#### The task:
Locate all lines with the word "Continue". Copy them.

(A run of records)
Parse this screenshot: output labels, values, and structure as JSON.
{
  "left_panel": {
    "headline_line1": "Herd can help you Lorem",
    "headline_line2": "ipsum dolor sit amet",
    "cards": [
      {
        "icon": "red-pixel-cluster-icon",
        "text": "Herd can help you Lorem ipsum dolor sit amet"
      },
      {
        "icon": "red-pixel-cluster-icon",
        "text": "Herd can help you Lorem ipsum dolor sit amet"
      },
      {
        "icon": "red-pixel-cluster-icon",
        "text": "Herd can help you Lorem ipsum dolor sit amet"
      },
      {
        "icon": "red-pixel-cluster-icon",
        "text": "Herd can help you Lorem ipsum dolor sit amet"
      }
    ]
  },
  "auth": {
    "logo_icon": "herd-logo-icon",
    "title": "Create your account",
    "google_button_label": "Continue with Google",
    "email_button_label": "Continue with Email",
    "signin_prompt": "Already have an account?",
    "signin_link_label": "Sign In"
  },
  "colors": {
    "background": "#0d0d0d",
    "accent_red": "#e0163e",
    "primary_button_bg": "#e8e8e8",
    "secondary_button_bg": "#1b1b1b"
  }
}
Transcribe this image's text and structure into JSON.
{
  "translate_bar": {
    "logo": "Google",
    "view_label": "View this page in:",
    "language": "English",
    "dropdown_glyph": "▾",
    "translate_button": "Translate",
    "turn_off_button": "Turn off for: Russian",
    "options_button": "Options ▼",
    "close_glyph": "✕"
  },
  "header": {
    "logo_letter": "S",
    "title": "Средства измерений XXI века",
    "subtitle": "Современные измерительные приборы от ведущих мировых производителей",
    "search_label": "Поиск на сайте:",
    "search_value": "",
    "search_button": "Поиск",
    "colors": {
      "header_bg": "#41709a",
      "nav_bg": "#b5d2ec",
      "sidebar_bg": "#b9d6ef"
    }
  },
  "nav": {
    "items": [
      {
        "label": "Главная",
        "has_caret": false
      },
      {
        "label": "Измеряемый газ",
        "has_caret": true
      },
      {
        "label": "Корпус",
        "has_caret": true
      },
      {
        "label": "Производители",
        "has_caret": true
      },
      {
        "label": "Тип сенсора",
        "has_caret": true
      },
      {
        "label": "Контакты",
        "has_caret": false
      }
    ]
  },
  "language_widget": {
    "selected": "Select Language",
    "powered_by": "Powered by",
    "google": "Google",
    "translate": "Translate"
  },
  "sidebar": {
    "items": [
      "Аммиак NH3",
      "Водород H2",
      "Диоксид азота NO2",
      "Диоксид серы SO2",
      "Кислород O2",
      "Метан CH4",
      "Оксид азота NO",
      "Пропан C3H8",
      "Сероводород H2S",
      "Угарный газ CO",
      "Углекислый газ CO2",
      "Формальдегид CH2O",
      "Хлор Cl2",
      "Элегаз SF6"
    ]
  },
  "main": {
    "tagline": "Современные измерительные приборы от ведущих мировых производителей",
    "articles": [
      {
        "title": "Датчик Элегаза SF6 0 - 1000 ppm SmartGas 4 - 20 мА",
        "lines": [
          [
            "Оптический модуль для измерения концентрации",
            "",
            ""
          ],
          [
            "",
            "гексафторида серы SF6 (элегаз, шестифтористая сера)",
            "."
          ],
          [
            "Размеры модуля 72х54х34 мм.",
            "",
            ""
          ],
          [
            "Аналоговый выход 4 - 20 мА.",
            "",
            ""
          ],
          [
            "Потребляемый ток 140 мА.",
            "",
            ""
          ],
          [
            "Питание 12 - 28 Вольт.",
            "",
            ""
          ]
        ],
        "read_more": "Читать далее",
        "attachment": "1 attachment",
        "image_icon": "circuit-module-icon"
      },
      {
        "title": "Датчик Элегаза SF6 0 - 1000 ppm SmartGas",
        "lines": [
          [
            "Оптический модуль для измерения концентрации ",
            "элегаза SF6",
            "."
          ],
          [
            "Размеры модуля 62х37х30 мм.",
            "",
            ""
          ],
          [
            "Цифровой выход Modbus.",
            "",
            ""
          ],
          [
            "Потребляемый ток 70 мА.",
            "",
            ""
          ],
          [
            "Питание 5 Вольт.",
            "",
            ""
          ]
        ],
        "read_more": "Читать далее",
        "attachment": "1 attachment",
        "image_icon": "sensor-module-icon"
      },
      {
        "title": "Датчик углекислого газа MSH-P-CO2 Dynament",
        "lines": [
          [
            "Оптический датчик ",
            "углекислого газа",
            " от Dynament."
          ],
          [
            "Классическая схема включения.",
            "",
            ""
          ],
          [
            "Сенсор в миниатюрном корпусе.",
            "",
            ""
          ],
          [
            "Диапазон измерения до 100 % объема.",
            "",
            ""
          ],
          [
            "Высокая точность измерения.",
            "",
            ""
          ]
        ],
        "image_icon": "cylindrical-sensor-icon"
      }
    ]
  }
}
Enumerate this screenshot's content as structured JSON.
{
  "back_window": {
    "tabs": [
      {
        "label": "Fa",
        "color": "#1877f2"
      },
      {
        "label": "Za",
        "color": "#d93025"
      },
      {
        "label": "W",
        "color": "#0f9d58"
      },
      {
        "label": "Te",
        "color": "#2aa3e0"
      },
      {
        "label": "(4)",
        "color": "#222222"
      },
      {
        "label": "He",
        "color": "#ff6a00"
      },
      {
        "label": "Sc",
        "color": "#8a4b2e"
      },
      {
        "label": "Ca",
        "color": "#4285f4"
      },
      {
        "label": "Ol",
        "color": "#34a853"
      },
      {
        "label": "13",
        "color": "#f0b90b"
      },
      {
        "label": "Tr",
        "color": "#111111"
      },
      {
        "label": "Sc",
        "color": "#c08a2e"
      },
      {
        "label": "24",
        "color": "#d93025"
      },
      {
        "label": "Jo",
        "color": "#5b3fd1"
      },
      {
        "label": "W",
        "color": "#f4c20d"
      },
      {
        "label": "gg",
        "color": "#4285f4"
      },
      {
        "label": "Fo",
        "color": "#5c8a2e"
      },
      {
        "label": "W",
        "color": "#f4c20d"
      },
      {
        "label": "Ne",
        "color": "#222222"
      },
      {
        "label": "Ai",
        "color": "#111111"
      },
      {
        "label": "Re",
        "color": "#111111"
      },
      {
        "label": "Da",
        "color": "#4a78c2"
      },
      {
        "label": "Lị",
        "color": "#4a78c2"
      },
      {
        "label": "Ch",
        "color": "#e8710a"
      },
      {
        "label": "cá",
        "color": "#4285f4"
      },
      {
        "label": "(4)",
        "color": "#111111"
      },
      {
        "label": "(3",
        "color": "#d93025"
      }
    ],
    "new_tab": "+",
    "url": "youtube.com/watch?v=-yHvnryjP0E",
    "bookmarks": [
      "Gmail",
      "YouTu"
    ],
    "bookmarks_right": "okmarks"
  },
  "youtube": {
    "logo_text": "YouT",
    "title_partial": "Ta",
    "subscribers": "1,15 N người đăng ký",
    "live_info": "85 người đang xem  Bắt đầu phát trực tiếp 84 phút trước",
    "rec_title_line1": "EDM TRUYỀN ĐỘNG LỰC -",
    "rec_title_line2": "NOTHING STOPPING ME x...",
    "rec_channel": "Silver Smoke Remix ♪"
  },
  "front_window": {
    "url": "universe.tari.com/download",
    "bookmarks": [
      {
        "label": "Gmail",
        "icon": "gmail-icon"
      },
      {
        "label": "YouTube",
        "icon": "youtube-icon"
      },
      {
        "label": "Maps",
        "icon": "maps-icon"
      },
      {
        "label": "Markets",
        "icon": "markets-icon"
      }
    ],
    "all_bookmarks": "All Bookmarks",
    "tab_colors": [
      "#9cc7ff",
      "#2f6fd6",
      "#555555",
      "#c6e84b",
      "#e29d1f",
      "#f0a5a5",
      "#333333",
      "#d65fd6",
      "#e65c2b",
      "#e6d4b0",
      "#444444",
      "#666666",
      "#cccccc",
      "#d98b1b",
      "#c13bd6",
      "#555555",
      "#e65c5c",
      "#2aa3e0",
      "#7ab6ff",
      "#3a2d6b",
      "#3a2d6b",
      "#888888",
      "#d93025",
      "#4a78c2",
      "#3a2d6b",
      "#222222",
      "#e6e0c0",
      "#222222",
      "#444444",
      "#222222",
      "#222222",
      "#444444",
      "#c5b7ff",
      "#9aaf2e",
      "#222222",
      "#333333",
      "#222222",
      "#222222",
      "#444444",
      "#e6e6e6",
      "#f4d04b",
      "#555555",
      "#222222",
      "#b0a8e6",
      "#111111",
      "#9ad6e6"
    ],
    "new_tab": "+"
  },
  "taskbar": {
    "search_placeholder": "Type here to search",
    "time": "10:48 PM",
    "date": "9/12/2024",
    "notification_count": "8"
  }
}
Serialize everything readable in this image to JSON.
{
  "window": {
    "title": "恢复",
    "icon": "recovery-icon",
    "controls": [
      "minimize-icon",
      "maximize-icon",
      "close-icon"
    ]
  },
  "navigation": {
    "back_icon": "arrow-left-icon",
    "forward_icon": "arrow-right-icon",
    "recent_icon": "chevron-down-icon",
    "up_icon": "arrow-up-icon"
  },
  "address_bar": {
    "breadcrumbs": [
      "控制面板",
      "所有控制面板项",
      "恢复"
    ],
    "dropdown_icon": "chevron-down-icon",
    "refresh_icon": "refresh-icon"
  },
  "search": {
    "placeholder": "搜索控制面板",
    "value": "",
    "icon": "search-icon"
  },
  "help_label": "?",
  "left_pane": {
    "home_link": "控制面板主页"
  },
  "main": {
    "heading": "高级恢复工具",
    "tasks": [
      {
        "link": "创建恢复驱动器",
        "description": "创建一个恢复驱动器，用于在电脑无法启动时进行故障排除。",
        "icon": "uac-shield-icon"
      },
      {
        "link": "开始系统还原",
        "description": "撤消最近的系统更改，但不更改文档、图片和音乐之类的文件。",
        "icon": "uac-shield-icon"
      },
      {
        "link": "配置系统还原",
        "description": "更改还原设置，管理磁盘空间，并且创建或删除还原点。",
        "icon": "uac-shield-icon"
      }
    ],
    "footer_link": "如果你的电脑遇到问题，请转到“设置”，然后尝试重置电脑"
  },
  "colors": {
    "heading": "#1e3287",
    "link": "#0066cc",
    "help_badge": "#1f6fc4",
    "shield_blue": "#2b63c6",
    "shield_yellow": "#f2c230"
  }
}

#### Final result:
    "google_button_label": "Continue with Google",
    "email_button_label": "Continue with Email",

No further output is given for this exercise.